**RECORDS SUPPLIED:**
[Begin]
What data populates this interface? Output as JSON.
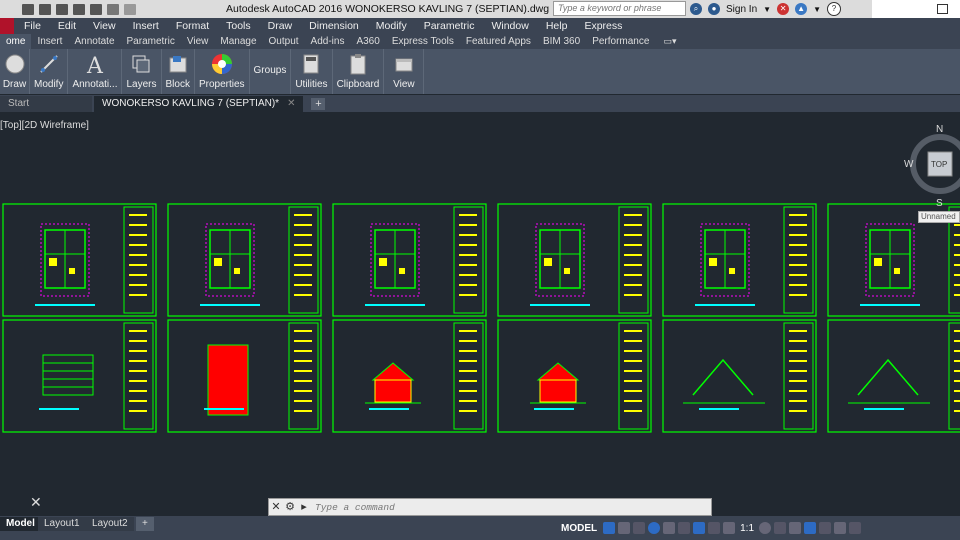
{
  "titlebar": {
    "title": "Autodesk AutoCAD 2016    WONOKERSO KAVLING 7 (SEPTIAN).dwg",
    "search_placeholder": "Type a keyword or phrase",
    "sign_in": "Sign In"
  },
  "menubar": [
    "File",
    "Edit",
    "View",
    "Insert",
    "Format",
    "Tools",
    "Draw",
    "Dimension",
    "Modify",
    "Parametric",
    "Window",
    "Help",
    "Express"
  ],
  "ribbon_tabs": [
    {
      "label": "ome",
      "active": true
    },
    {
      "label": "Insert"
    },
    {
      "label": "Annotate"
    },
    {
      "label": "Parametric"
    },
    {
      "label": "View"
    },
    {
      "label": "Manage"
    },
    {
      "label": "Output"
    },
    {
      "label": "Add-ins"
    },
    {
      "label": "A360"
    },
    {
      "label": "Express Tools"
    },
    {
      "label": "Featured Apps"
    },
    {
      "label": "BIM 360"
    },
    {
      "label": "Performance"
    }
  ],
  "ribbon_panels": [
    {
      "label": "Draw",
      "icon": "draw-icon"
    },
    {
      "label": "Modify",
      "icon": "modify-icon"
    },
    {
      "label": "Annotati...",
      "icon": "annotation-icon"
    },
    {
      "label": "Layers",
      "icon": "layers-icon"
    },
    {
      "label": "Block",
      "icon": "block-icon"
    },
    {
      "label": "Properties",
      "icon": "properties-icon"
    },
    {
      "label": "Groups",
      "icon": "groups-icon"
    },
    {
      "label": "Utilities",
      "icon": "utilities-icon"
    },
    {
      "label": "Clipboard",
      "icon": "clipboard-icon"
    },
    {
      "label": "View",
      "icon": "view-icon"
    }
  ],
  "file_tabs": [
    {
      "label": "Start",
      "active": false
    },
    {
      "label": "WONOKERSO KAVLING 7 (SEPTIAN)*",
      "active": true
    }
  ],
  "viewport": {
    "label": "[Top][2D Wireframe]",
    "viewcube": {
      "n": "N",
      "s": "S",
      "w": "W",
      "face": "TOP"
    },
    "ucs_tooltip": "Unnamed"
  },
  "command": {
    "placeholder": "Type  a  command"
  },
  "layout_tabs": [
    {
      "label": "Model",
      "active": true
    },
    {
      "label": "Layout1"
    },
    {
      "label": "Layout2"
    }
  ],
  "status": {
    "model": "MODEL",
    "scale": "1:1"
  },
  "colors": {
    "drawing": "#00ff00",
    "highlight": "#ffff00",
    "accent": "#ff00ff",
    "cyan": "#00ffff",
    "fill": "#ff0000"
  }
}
[End]
**WHAT IS BEING ASKED:** Give only the number of lines that include the word "Type".

**COMPLETE OUTPUT:** 2